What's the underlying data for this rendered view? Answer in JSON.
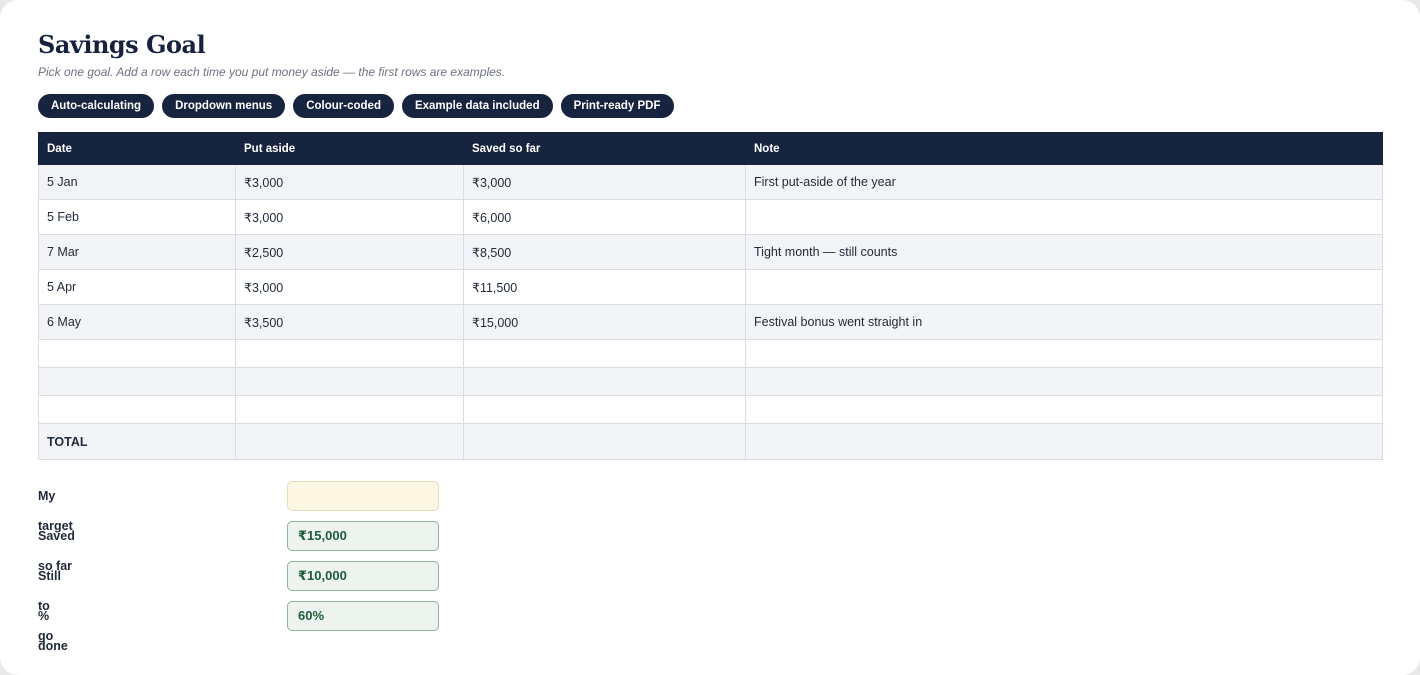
{
  "page": {
    "title": "Savings Goal",
    "subtitle": "Pick one goal. Add a row each time you put money aside — the first rows are examples."
  },
  "tags": [
    "Auto-calculating",
    "Dropdown menus",
    "Colour-coded",
    "Example data included",
    "Print-ready PDF"
  ],
  "table": {
    "headers": [
      "Date",
      "Put aside",
      "Saved so far",
      "Note"
    ],
    "rows": [
      {
        "date": "5 Jan",
        "put_aside": "₹3,000",
        "saved": "₹3,000",
        "note": "First put-aside of the year"
      },
      {
        "date": "5 Feb",
        "put_aside": "₹3,000",
        "saved": "₹6,000",
        "note": ""
      },
      {
        "date": "7 Mar",
        "put_aside": "₹2,500",
        "saved": "₹8,500",
        "note": "Tight month — still counts"
      },
      {
        "date": "5 Apr",
        "put_aside": "₹3,000",
        "saved": "₹11,500",
        "note": ""
      },
      {
        "date": "6 May",
        "put_aside": "₹3,500",
        "saved": "₹15,000",
        "note": "Festival bonus went straight in"
      }
    ],
    "total_label": "TOTAL"
  },
  "summary": {
    "target_label": "My target",
    "target_value": "",
    "saved_label": "Saved so far",
    "saved_value": "₹15,000",
    "remaining_label": "Still to go",
    "remaining_value": "₹10,000",
    "percent_label": "% done",
    "percent_value": "60%"
  },
  "colors": {
    "navy": "#16243f",
    "stripe": "#f3f4f8",
    "target_fill": "#fcf6e3",
    "result_fill": "#edf3ef",
    "result_text": "#1f5c3a"
  }
}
━━━━
> **OBJECTIVE**: All records must be output exactly as they are, except for the pictures, which are left out.

> **TASK ANSWER**:
What's the underlying data for this rendered view? Answer in JSON.
{
  "page": {
    "title": "Savings Goal",
    "subtitle": "Pick one goal. Add a row each time you put money aside — the first rows are examples."
  },
  "tags": [
    "Auto-calculating",
    "Dropdown menus",
    "Colour-coded",
    "Example data included",
    "Print-ready PDF"
  ],
  "table": {
    "headers": [
      "Date",
      "Put aside",
      "Saved so far",
      "Note"
    ],
    "rows": [
      {
        "date": "5 Jan",
        "put_aside": "₹3,000",
        "saved": "₹3,000",
        "note": "First put-aside of the year"
      },
      {
        "date": "5 Feb",
        "put_aside": "₹3,000",
        "saved": "₹6,000",
        "note": ""
      },
      {
        "date": "7 Mar",
        "put_aside": "₹2,500",
        "saved": "₹8,500",
        "note": "Tight month — still counts"
      },
      {
        "date": "5 Apr",
        "put_aside": "₹3,000",
        "saved": "₹11,500",
        "note": ""
      },
      {
        "date": "6 May",
        "put_aside": "₹3,500",
        "saved": "₹15,000",
        "note": "Festival bonus went straight in"
      }
    ],
    "total_label": "TOTAL"
  },
  "summary": {
    "target_label": "My target",
    "target_value": "",
    "saved_label": "Saved so far",
    "saved_value": "₹15,000",
    "remaining_label": "Still to go",
    "remaining_value": "₹10,000",
    "percent_label": "% done",
    "percent_value": "60%"
  },
  "colors": {
    "navy": "#16243f",
    "stripe": "#f3f4f8",
    "target_fill": "#fcf6e3",
    "result_fill": "#edf3ef",
    "result_text": "#1f5c3a"
  }
}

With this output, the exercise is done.